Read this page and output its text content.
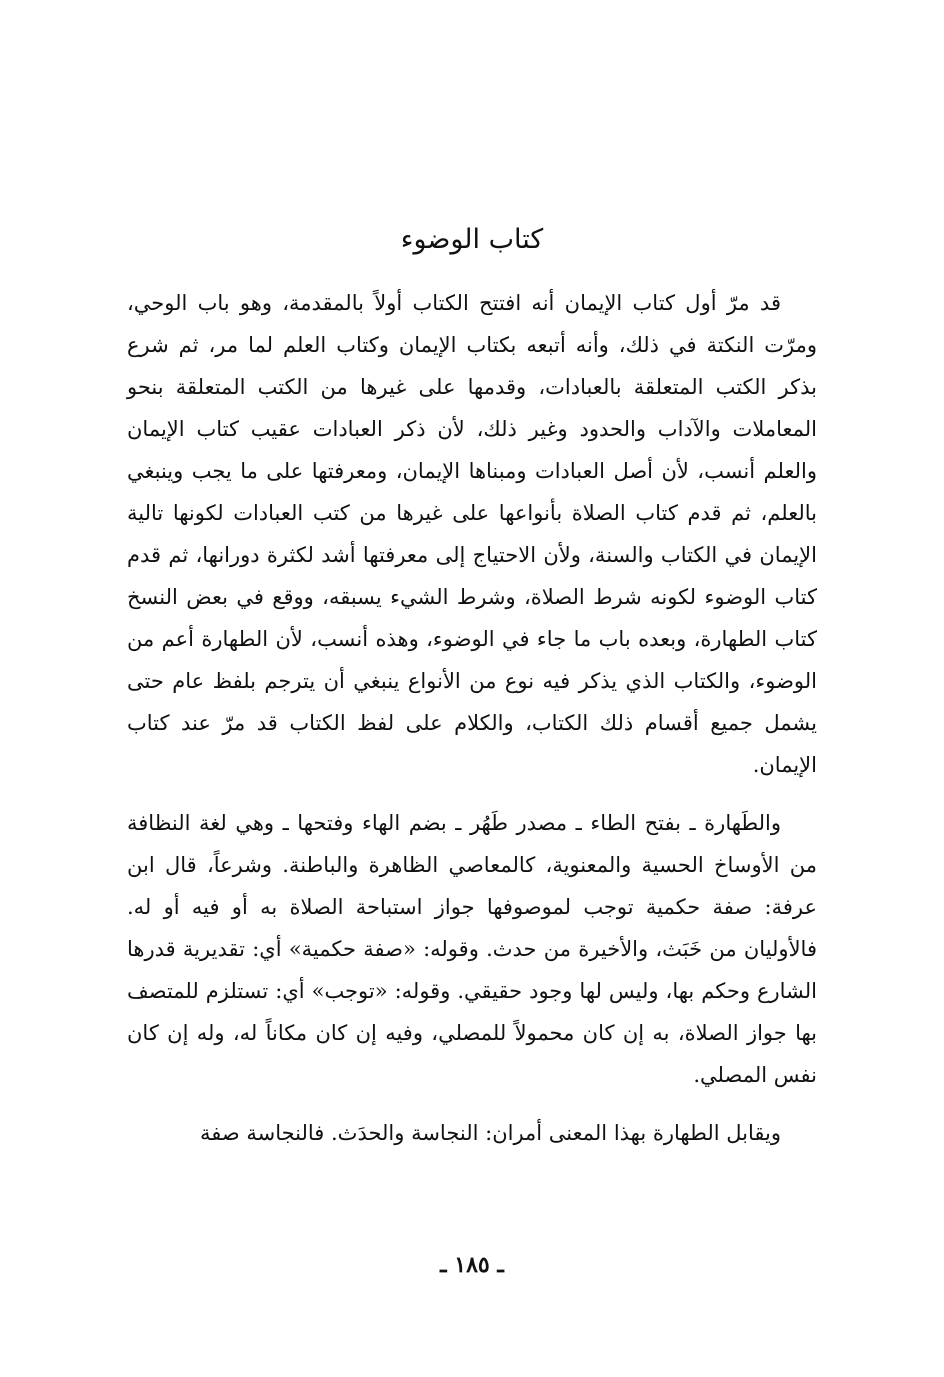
كتاب الوضوء

قد مرّ أول كتاب الإيمان أنه افتتح الكتاب أولاً بالمقدمة، وهو باب الوحي، ومرّت النكتة في ذلك، وأنه أتبعه بكتاب الإيمان وكتاب العلم لما مر، ثم شرع بذكر الكتب المتعلقة بالعبادات، وقدمها على غيرها من الكتب المتعلقة بنحو المعاملات والآداب والحدود وغير ذلك، لأن ذكر العبادات عقيب كتاب الإيمان والعلم أنسب، لأن أصل العبادات ومبناها الإيمان، ومعرفتها على ما يجب وينبغي بالعلم، ثم قدم كتاب الصلاة بأنواعها على غيرها من كتب العبادات لكونها تالية الإيمان في الكتاب والسنة، ولأن الاحتياج إلى معرفتها أشد لكثرة دورانها، ثم قدم كتاب الوضوء لكونه شرط الصلاة، وشرط الشيء يسبقه، ووقع في بعض النسخ كتاب الطهارة، وبعده باب ما جاء في الوضوء، وهذه أنسب، لأن الطهارة أعم من الوضوء، والكتاب الذي يذكر فيه نوع من الأنواع ينبغي أن يترجم بلفظ عام حتى يشمل جميع أقسام ذلك الكتاب، والكلام على لفظ الكتاب قد مرّ عند كتاب الإيمان.

والطَهارة ـ بفتح الطاء ـ مصدر طَهُر ـ بضم الهاء وفتحها ـ وهي لغة النظافة من الأوساخ الحسية والمعنوية، كالمعاصي الظاهرة والباطنة. وشرعاً، قال ابن عرفة: صفة حكمية توجب لموصوفها جواز استباحة الصلاة به أو فيه أو له. فالأوليان من خَبَث، والأخيرة من حدث. وقوله: «صفة حكمية» أي: تقديرية قدرها الشارع وحكم بها، وليس لها وجود حقيقي. وقوله: «توجب» أي: تستلزم للمتصف بها جواز الصلاة، به إن كان محمولاً للمصلي، وفيه إن كان مكاناً له، وله إن كان نفس المصلي.

ويقابل الطهارة بهذا المعنى أمران: النجاسة والحدَث. فالنجاسة صفة

ـ ١٨٥ ـ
--
_Exercise_.
Repeat the listing in full and exactly. Leave any pictures out.

_Full answer_.
Read this page and output its text content.
كتاب الوضوء

قد مرّ أول كتاب الإيمان أنه افتتح الكتاب أولاً بالمقدمة، وهو باب الوحي، ومرّت النكتة في ذلك، وأنه أتبعه بكتاب الإيمان وكتاب العلم لما مر، ثم شرع بذكر الكتب المتعلقة بالعبادات، وقدمها على غيرها من الكتب المتعلقة بنحو المعاملات والآداب والحدود وغير ذلك، لأن ذكر العبادات عقيب كتاب الإيمان والعلم أنسب، لأن أصل العبادات ومبناها الإيمان، ومعرفتها على ما يجب وينبغي بالعلم، ثم قدم كتاب الصلاة بأنواعها على غيرها من كتب العبادات لكونها تالية الإيمان في الكتاب والسنة، ولأن الاحتياج إلى معرفتها أشد لكثرة دورانها، ثم قدم كتاب الوضوء لكونه شرط الصلاة، وشرط الشيء يسبقه، ووقع في بعض النسخ كتاب الطهارة، وبعده باب ما جاء في الوضوء، وهذه أنسب، لأن الطهارة أعم من الوضوء، والكتاب الذي يذكر فيه نوع من الأنواع ينبغي أن يترجم بلفظ عام حتى يشمل جميع أقسام ذلك الكتاب، والكلام على لفظ الكتاب قد مرّ عند كتاب الإيمان.

والطَهارة ـ بفتح الطاء ـ مصدر طَهُر ـ بضم الهاء وفتحها ـ وهي لغة النظافة من الأوساخ الحسية والمعنوية، كالمعاصي الظاهرة والباطنة. وشرعاً، قال ابن عرفة: صفة حكمية توجب لموصوفها جواز استباحة الصلاة به أو فيه أو له. فالأوليان من خَبَث، والأخيرة من حدث. وقوله: «صفة حكمية» أي: تقديرية قدرها الشارع وحكم بها، وليس لها وجود حقيقي. وقوله: «توجب» أي: تستلزم للمتصف بها جواز الصلاة، به إن كان محمولاً للمصلي، وفيه إن كان مكاناً له، وله إن كان نفس المصلي.

ويقابل الطهارة بهذا المعنى أمران: النجاسة والحدَث. فالنجاسة صفة

ـ ١٨٥ ـ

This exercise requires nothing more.